• **Information supplied**:
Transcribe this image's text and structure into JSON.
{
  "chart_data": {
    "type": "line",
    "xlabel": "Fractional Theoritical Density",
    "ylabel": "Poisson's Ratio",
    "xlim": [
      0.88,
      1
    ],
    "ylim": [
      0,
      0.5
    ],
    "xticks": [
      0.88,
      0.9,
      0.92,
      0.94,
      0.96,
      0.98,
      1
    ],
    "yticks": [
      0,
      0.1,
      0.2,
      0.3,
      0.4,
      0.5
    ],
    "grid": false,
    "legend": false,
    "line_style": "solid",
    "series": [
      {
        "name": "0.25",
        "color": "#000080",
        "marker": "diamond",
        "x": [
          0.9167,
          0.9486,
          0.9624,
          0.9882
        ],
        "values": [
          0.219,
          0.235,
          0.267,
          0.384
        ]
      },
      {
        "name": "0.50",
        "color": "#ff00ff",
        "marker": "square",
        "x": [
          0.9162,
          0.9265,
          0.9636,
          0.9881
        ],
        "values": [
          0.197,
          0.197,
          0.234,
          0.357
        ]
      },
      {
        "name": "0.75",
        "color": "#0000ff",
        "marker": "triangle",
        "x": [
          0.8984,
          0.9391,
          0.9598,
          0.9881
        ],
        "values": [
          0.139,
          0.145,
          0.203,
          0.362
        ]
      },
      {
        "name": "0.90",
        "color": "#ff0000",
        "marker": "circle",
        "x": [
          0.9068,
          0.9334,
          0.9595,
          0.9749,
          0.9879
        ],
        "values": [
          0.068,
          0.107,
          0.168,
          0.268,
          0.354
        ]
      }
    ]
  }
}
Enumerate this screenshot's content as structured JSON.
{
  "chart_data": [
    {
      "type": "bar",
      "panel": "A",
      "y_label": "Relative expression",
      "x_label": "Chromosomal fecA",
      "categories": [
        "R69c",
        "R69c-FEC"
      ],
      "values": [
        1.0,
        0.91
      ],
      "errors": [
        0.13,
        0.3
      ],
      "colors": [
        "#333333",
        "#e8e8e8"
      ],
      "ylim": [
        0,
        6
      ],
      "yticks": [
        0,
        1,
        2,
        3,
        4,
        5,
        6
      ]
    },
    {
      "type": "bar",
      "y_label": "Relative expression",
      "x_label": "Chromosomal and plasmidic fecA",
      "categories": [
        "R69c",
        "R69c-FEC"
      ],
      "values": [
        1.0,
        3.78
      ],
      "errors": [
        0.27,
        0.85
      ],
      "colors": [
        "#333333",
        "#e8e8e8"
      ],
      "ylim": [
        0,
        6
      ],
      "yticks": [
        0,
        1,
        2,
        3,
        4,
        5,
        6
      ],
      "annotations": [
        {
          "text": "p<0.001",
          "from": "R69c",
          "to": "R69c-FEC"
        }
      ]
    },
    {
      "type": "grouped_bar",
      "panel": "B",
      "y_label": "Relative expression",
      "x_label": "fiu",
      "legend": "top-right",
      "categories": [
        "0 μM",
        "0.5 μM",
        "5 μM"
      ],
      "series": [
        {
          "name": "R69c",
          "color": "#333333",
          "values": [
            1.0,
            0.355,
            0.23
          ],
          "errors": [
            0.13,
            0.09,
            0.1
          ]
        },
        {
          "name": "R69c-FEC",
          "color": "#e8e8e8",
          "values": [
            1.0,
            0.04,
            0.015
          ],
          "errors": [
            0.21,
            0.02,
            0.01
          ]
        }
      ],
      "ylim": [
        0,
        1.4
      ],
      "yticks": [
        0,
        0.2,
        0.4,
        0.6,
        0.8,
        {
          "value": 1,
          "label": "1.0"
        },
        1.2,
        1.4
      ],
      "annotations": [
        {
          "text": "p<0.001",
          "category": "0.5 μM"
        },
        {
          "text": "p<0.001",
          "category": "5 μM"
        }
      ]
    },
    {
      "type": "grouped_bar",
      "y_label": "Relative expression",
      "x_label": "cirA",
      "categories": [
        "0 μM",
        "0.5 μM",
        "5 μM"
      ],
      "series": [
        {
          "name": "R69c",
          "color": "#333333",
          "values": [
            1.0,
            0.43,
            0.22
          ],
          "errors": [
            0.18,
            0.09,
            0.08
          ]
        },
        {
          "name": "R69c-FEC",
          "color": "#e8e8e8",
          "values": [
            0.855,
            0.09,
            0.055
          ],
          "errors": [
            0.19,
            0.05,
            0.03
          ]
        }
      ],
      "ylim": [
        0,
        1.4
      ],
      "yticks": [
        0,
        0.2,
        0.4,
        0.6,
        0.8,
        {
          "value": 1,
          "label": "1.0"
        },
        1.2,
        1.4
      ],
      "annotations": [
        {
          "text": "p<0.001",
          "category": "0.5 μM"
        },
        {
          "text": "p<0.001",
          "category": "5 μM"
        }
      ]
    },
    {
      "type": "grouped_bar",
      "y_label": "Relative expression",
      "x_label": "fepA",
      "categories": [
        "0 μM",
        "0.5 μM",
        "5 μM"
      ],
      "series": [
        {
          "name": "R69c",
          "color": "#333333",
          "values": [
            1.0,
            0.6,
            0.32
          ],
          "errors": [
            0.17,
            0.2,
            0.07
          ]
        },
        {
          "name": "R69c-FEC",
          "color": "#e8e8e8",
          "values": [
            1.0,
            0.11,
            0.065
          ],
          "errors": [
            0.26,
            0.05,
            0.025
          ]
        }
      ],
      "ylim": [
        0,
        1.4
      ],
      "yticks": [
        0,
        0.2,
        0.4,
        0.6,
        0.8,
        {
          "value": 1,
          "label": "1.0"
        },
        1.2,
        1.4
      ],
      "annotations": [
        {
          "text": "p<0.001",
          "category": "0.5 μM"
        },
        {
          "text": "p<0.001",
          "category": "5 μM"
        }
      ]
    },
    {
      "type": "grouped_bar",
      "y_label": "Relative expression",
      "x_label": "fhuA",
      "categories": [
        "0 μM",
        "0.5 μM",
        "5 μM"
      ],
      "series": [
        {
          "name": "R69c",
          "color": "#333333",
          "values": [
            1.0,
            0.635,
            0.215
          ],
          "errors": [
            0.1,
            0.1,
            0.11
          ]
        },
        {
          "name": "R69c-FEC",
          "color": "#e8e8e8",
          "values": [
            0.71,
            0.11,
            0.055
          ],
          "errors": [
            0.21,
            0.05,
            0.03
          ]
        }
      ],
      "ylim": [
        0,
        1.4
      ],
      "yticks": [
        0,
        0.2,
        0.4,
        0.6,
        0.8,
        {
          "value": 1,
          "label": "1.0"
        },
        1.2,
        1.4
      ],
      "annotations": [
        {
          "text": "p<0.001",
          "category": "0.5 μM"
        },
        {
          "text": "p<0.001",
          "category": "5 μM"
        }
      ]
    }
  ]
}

• **Task to complete**: What count of lines in the listing contain the word "fecA"? Reply with the number only.

• **Task result**: 2